- [WHAT TO DO] Since the entries below must stay intact, return each one exactly.

- [GIVEN DATA]
BEGIN

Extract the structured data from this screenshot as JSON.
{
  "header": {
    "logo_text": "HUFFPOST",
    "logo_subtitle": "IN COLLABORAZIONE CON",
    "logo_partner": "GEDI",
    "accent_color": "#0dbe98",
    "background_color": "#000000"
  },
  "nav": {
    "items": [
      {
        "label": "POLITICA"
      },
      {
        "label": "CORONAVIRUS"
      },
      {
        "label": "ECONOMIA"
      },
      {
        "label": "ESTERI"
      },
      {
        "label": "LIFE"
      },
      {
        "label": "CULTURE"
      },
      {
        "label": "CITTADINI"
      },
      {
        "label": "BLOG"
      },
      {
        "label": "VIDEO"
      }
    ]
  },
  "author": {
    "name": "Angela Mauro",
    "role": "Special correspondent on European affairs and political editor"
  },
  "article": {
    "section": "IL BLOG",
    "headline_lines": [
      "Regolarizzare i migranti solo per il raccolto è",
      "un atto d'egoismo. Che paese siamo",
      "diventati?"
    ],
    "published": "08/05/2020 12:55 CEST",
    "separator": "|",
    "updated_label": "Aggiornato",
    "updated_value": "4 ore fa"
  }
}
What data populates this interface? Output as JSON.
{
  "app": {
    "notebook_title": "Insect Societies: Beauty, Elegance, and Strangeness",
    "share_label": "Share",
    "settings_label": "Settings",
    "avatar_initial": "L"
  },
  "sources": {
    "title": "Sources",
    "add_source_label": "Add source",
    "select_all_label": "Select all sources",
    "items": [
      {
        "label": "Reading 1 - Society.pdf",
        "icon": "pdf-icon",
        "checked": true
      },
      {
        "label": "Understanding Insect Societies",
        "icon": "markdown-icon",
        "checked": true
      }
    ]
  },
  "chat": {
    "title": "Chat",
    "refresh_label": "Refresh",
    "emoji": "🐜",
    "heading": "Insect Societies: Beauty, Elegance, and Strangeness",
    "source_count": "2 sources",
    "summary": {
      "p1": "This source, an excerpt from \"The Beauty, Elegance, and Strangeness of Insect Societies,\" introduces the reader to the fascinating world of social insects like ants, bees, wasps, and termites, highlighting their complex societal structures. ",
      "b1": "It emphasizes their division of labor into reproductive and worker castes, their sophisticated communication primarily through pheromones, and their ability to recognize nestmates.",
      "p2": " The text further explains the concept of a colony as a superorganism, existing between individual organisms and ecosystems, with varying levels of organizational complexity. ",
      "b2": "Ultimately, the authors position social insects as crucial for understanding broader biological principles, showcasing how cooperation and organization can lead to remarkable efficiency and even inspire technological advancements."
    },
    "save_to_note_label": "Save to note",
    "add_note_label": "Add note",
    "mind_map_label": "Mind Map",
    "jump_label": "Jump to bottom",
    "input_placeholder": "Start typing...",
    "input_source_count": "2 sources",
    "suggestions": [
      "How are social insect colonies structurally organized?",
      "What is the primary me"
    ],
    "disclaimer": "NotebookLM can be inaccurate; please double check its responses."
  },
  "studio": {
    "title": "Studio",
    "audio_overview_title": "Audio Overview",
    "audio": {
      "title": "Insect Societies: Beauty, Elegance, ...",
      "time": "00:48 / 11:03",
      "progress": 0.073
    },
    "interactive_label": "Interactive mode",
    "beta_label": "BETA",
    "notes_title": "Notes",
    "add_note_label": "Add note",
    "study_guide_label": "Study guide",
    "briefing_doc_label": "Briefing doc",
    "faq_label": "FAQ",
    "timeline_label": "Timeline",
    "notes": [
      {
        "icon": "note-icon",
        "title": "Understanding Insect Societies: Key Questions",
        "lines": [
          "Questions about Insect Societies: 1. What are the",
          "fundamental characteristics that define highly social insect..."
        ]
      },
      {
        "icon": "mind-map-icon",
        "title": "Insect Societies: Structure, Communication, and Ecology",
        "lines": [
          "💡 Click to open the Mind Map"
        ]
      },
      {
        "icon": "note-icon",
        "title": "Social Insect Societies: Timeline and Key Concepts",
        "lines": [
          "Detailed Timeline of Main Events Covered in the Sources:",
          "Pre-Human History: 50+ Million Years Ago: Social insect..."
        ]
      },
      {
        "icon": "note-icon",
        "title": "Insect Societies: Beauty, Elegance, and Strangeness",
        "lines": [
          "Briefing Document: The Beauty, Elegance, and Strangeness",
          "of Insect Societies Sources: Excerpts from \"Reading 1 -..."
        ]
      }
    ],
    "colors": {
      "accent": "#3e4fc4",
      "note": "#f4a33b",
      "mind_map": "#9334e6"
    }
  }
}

END

- [YOUR SOLUTION]
Extract the structured data from this screenshot as JSON.
{
  "header": {
    "logo_text": "HUFFPOST",
    "logo_subtitle": "IN COLLABORAZIONE CON",
    "logo_partner": "GEDI",
    "accent_color": "#0dbe98",
    "background_color": "#000000"
  },
  "nav": {
    "items": [
      {
        "label": "POLITICA"
      },
      {
        "label": "CORONAVIRUS"
      },
      {
        "label": "ECONOMIA"
      },
      {
        "label": "ESTERI"
      },
      {
        "label": "LIFE"
      },
      {
        "label": "CULTURE"
      },
      {
        "label": "CITTADINI"
      },
      {
        "label": "BLOG"
      },
      {
        "label": "VIDEO"
      }
    ]
  },
  "author": {
    "name": "Angela Mauro",
    "role": "Special correspondent on European affairs and political editor"
  },
  "article": {
    "section": "IL BLOG",
    "headline_lines": [
      "Regolarizzare i migranti solo per il raccolto è",
      "un atto d'egoismo. Che paese siamo",
      "diventati?"
    ],
    "published": "08/05/2020 12:55 CEST",
    "separator": "|",
    "updated_label": "Aggiornato",
    "updated_value": "4 ore fa"
  }
}
What data populates this interface? Output as JSON.
{
  "app": {
    "notebook_title": "Insect Societies: Beauty, Elegance, and Strangeness",
    "share_label": "Share",
    "settings_label": "Settings",
    "avatar_initial": "L"
  },
  "sources": {
    "title": "Sources",
    "add_source_label": "Add source",
    "select_all_label": "Select all sources",
    "items": [
      {
        "label": "Reading 1 - Society.pdf",
        "icon": "pdf-icon",
        "checked": true
      },
      {
        "label": "Understanding Insect Societies",
        "icon": "markdown-icon",
        "checked": true
      }
    ]
  },
  "chat": {
    "title": "Chat",
    "refresh_label": "Refresh",
    "emoji": "🐜",
    "heading": "Insect Societies: Beauty, Elegance, and Strangeness",
    "source_count": "2 sources",
    "summary": {
      "p1": "This source, an excerpt from \"The Beauty, Elegance, and Strangeness of Insect Societies,\" introduces the reader to the fascinating world of social insects like ants, bees, wasps, and termites, highlighting their complex societal structures. ",
      "b1": "It emphasizes their division of labor into reproductive and worker castes, their sophisticated communication primarily through pheromones, and their ability to recognize nestmates.",
      "p2": " The text further explains the concept of a colony as a superorganism, existing between individual organisms and ecosystems, with varying levels of organizational complexity. ",
      "b2": "Ultimately, the authors position social insects as crucial for understanding broader biological principles, showcasing how cooperation and organization can lead to remarkable efficiency and even inspire technological advancements."
    },
    "save_to_note_label": "Save to note",
    "add_note_label": "Add note",
    "mind_map_label": "Mind Map",
    "jump_label": "Jump to bottom",
    "input_placeholder": "Start typing...",
    "input_source_count": "2 sources",
    "suggestions": [
      "How are social insect colonies structurally organized?",
      "What is the primary me"
    ],
    "disclaimer": "NotebookLM can be inaccurate; please double check its responses."
  },
  "studio": {
    "title": "Studio",
    "audio_overview_title": "Audio Overview",
    "audio": {
      "title": "Insect Societies: Beauty, Elegance, ...",
      "time": "00:48 / 11:03",
      "progress": 0.073
    },
    "interactive_label": "Interactive mode",
    "beta_label": "BETA",
    "notes_title": "Notes",
    "add_note_label": "Add note",
    "study_guide_label": "Study guide",
    "briefing_doc_label": "Briefing doc",
    "faq_label": "FAQ",
    "timeline_label": "Timeline",
    "notes": [
      {
        "icon": "note-icon",
        "title": "Understanding Insect Societies: Key Questions",
        "lines": [
          "Questions about Insect Societies: 1. What are the",
          "fundamental characteristics that define highly social insect..."
        ]
      },
      {
        "icon": "mind-map-icon",
        "title": "Insect Societies: Structure, Communication, and Ecology",
        "lines": [
          "💡 Click to open the Mind Map"
        ]
      },
      {
        "icon": "note-icon",
        "title": "Social Insect Societies: Timeline and Key Concepts",
        "lines": [
          "Detailed Timeline of Main Events Covered in the Sources:",
          "Pre-Human History: 50+ Million Years Ago: Social insect..."
        ]
      },
      {
        "icon": "note-icon",
        "title": "Insect Societies: Beauty, Elegance, and Strangeness",
        "lines": [
          "Briefing Document: The Beauty, Elegance, and Strangeness",
          "of Insect Societies Sources: Excerpts from \"Reading 1 -..."
        ]
      }
    ],
    "colors": {
      "accent": "#3e4fc4",
      "note": "#f4a33b",
      "mind_map": "#9334e6"
    }
  }
}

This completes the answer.